[GOAL OF THE EXERCISE]
Give every line of the material again, exactly as written.

>> start ENTRIES

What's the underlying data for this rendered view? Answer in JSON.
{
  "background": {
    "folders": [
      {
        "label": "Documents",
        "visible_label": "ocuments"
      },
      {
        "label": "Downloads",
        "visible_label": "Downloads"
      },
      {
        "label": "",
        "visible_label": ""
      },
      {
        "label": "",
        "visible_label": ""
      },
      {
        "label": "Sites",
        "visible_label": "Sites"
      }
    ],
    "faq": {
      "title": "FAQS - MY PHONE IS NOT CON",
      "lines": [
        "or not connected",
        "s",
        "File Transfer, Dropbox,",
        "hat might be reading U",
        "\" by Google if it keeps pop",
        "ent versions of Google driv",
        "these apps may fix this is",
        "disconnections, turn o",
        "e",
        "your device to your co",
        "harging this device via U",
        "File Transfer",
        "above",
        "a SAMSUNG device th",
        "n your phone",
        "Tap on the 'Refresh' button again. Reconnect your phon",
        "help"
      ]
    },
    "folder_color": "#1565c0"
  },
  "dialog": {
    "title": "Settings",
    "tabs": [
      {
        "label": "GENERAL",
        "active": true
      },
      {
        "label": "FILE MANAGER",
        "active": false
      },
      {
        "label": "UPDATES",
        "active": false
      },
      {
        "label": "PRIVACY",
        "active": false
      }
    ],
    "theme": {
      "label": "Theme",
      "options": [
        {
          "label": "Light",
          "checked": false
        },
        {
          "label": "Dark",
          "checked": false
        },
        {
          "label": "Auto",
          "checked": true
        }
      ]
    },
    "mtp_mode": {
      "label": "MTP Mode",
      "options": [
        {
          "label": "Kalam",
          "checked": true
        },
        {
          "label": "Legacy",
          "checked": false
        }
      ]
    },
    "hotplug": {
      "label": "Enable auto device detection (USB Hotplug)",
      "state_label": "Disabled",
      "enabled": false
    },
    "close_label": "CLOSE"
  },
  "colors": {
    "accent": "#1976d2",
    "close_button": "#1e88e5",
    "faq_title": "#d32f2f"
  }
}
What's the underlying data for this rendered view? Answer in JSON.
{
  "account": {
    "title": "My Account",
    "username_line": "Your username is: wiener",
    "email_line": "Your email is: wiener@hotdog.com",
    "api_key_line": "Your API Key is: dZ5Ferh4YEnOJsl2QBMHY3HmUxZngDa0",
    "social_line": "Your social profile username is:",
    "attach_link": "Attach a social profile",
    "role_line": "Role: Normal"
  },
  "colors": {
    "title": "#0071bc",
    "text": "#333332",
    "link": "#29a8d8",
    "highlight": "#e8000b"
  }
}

>> end ENTRIES

[EXERCISE RESULT]
What's the underlying data for this rendered view? Answer in JSON.
{
  "background": {
    "folders": [
      {
        "label": "Documents",
        "visible_label": "ocuments"
      },
      {
        "label": "Downloads",
        "visible_label": "Downloads"
      },
      {
        "label": "",
        "visible_label": ""
      },
      {
        "label": "",
        "visible_label": ""
      },
      {
        "label": "Sites",
        "visible_label": "Sites"
      }
    ],
    "faq": {
      "title": "FAQS - MY PHONE IS NOT CON",
      "lines": [
        "or not connected",
        "s",
        "File Transfer, Dropbox,",
        "hat might be reading U",
        "\" by Google if it keeps pop",
        "ent versions of Google driv",
        "these apps may fix this is",
        "disconnections, turn o",
        "e",
        "your device to your co",
        "harging this device via U",
        "File Transfer",
        "above",
        "a SAMSUNG device th",
        "n your phone",
        "Tap on the 'Refresh' button again. Reconnect your phon",
        "help"
      ]
    },
    "folder_color": "#1565c0"
  },
  "dialog": {
    "title": "Settings",
    "tabs": [
      {
        "label": "GENERAL",
        "active": true
      },
      {
        "label": "FILE MANAGER",
        "active": false
      },
      {
        "label": "UPDATES",
        "active": false
      },
      {
        "label": "PRIVACY",
        "active": false
      }
    ],
    "theme": {
      "label": "Theme",
      "options": [
        {
          "label": "Light",
          "checked": false
        },
        {
          "label": "Dark",
          "checked": false
        },
        {
          "label": "Auto",
          "checked": true
        }
      ]
    },
    "mtp_mode": {
      "label": "MTP Mode",
      "options": [
        {
          "label": "Kalam",
          "checked": true
        },
        {
          "label": "Legacy",
          "checked": false
        }
      ]
    },
    "hotplug": {
      "label": "Enable auto device detection (USB Hotplug)",
      "state_label": "Disabled",
      "enabled": false
    },
    "close_label": "CLOSE"
  },
  "colors": {
    "accent": "#1976d2",
    "close_button": "#1e88e5",
    "faq_title": "#d32f2f"
  }
}
What's the underlying data for this rendered view? Answer in JSON.
{
  "account": {
    "title": "My Account",
    "username_line": "Your username is: wiener",
    "email_line": "Your email is: wiener@hotdog.com",
    "api_key_line": "Your API Key is: dZ5Ferh4YEnOJsl2QBMHY3HmUxZngDa0",
    "social_line": "Your social profile username is:",
    "attach_link": "Attach a social profile",
    "role_line": "Role: Normal"
  },
  "colors": {
    "title": "#0071bc",
    "text": "#333332",
    "link": "#29a8d8",
    "highlight": "#e8000b"
  }
}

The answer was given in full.